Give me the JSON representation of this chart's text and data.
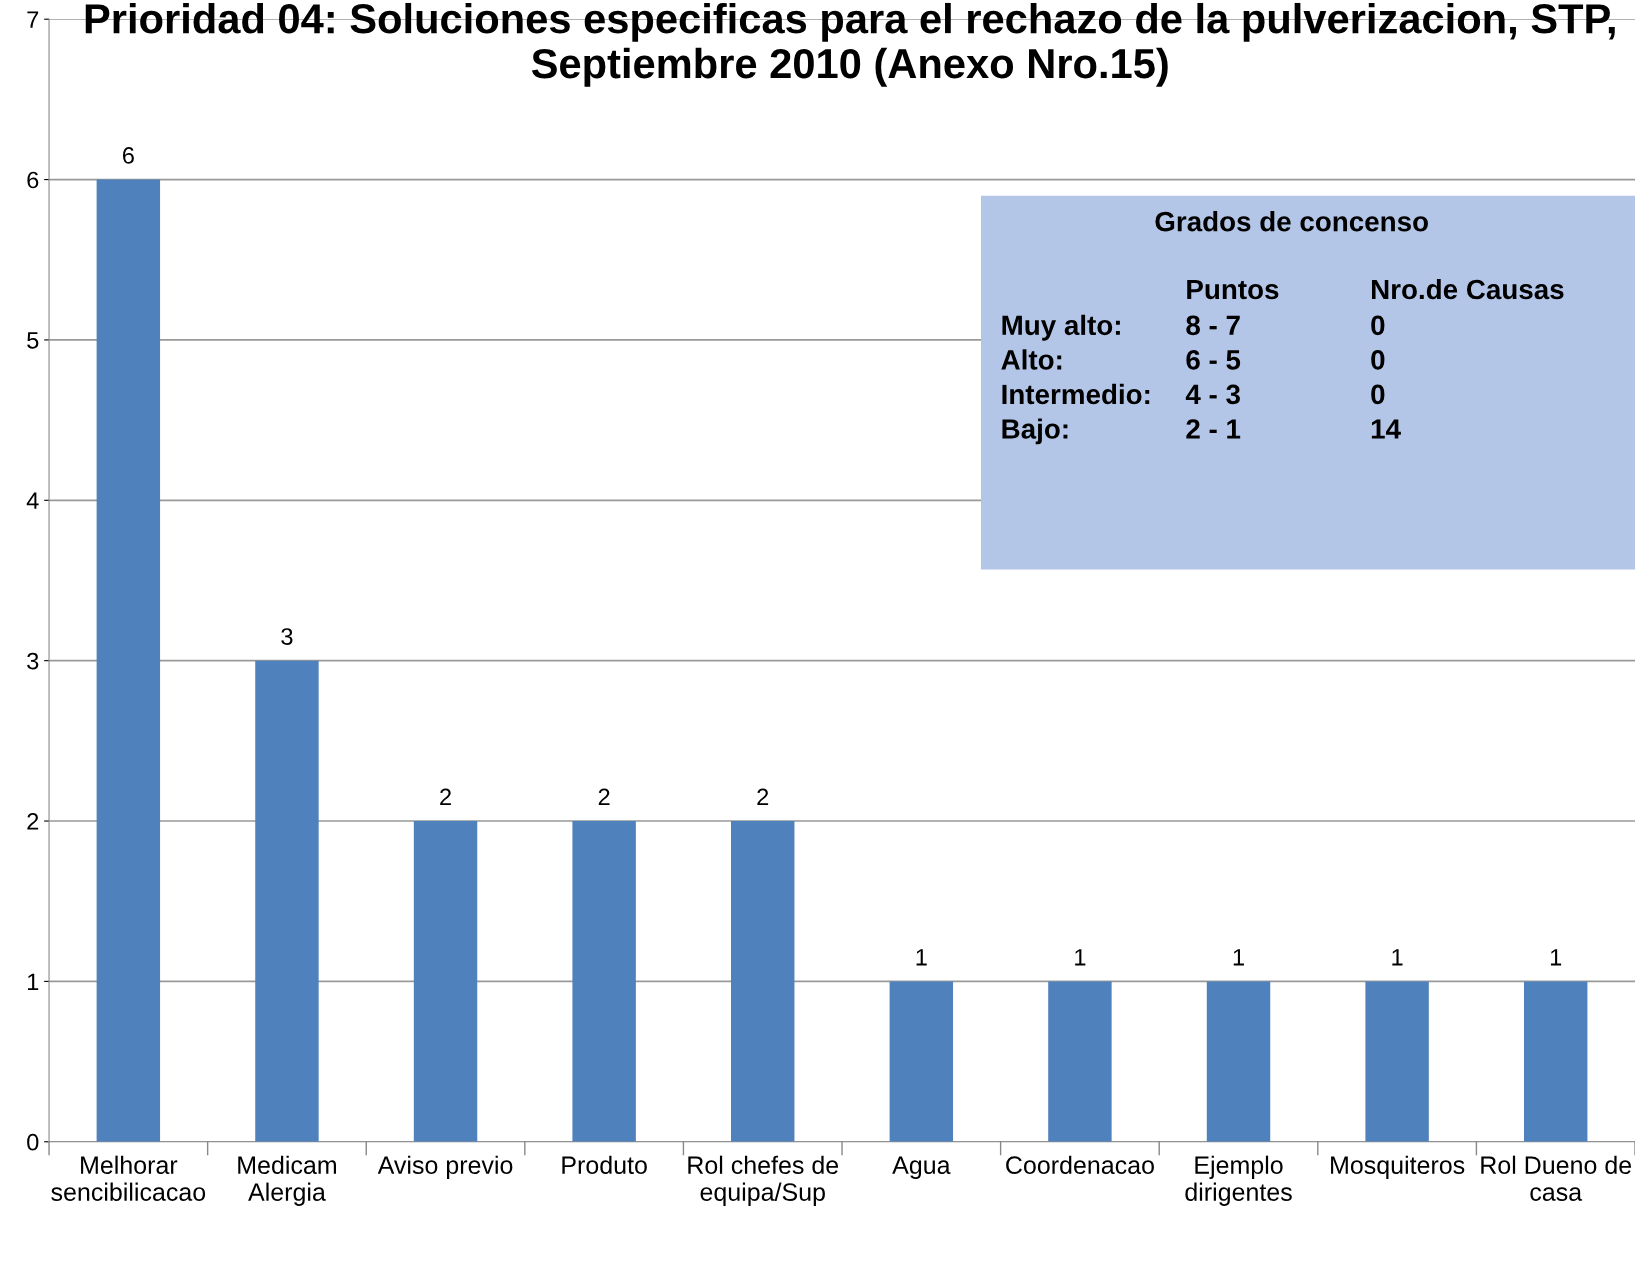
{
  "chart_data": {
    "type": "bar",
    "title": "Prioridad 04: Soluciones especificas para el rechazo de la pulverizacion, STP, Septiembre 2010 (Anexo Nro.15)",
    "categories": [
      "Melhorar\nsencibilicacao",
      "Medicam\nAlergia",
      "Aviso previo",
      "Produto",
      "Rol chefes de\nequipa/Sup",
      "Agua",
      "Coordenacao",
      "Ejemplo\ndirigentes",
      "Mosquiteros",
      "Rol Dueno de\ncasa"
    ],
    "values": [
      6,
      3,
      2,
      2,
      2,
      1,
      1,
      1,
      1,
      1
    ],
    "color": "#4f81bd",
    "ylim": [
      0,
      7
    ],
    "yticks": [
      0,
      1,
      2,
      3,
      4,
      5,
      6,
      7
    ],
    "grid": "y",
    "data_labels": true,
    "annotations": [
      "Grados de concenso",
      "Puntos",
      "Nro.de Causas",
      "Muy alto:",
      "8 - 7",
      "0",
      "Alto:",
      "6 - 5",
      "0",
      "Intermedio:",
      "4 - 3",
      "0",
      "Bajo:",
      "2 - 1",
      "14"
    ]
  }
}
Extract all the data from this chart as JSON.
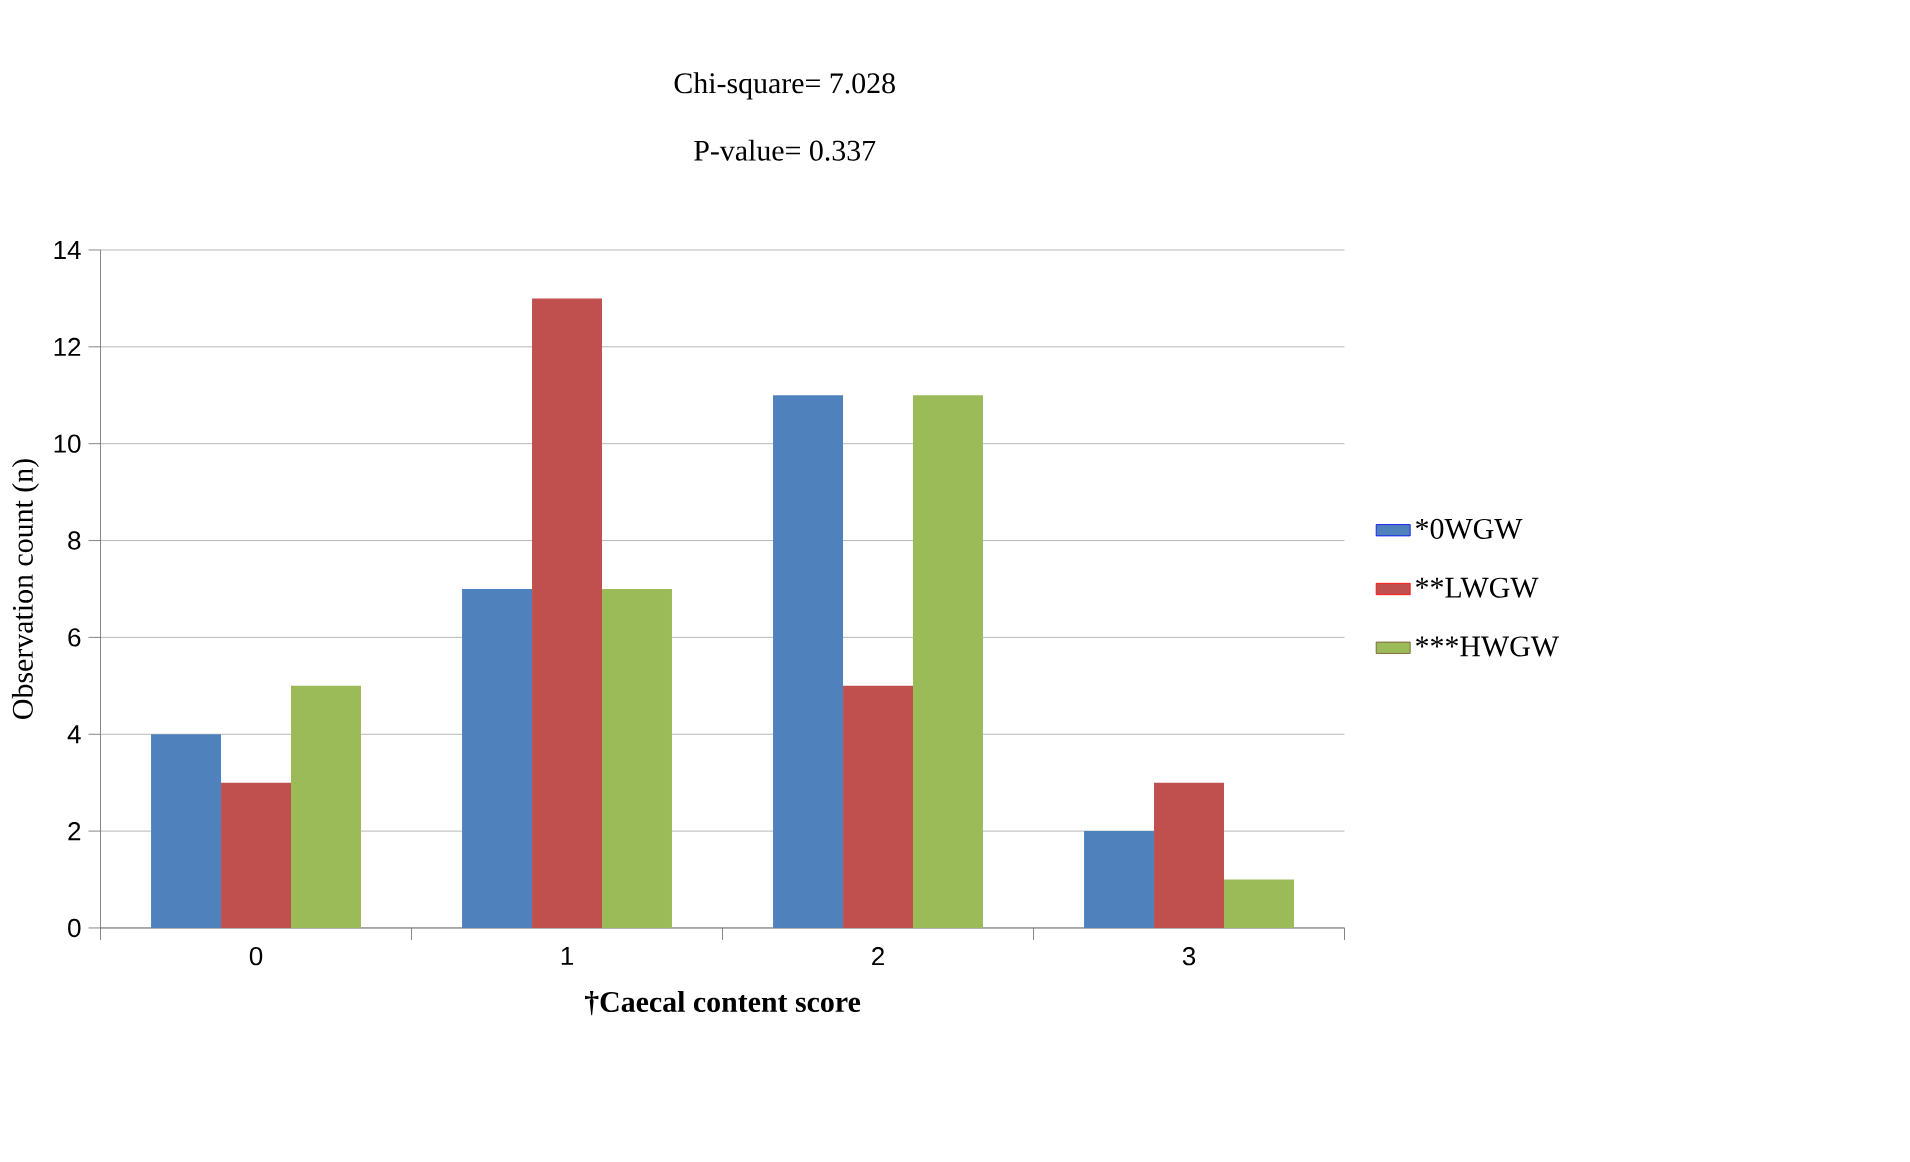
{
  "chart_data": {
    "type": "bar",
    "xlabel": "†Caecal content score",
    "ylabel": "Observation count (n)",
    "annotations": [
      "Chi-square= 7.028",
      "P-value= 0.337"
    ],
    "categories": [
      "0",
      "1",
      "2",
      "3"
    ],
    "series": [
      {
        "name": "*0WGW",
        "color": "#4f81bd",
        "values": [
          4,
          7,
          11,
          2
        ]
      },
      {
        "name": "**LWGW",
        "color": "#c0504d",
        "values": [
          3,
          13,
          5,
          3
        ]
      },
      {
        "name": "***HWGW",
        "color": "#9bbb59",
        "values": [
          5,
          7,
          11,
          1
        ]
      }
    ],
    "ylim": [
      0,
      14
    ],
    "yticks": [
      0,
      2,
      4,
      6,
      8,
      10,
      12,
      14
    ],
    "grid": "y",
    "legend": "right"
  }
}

▸ TO DO
Print all of the entries word for word. Omit the pictures they contain.

▸ WRITTEN RESPONSE
Give me the JSON representation of this chart's text and data.
{
  "chart_data": {
    "type": "bar",
    "title": "Prioridad 04: Soluciones especificas para el rechazo de la pulverizacion, STP, Septiembre 2010 (Anexo Nro.15)",
    "categories": [
      "Melhorar\nsencibilicacao",
      "Medicam\nAlergia",
      "Aviso previo",
      "Produto",
      "Rol chefes de\nequipa/Sup",
      "Agua",
      "Coordenacao",
      "Ejemplo\ndirigentes",
      "Mosquiteros",
      "Rol Dueno de\ncasa"
    ],
    "values": [
      6,
      3,
      2,
      2,
      2,
      1,
      1,
      1,
      1,
      1
    ],
    "color": "#4f81bd",
    "ylim": [
      0,
      7
    ],
    "yticks": [
      0,
      1,
      2,
      3,
      4,
      5,
      6,
      7
    ],
    "grid": "y",
    "data_labels": true,
    "annotations": [
      "Grados de concenso",
      "Puntos",
      "Nro.de Causas",
      "Muy alto:",
      "8 - 7",
      "0",
      "Alto:",
      "6 - 5",
      "0",
      "Intermedio:",
      "4 - 3",
      "0",
      "Bajo:",
      "2 - 1",
      "14"
    ]
  }
}
Extract all the data from this chart as JSON.
{
  "chart_data": {
    "type": "bar",
    "xlabel": "†Caecal content score",
    "ylabel": "Observation count (n)",
    "annotations": [
      "Chi-square= 7.028",
      "P-value= 0.337"
    ],
    "categories": [
      "0",
      "1",
      "2",
      "3"
    ],
    "series": [
      {
        "name": "*0WGW",
        "color": "#4f81bd",
        "values": [
          4,
          7,
          11,
          2
        ]
      },
      {
        "name": "**LWGW",
        "color": "#c0504d",
        "values": [
          3,
          13,
          5,
          3
        ]
      },
      {
        "name": "***HWGW",
        "color": "#9bbb59",
        "values": [
          5,
          7,
          11,
          1
        ]
      }
    ],
    "ylim": [
      0,
      14
    ],
    "yticks": [
      0,
      2,
      4,
      6,
      8,
      10,
      12,
      14
    ],
    "grid": "y",
    "legend": "right"
  }
}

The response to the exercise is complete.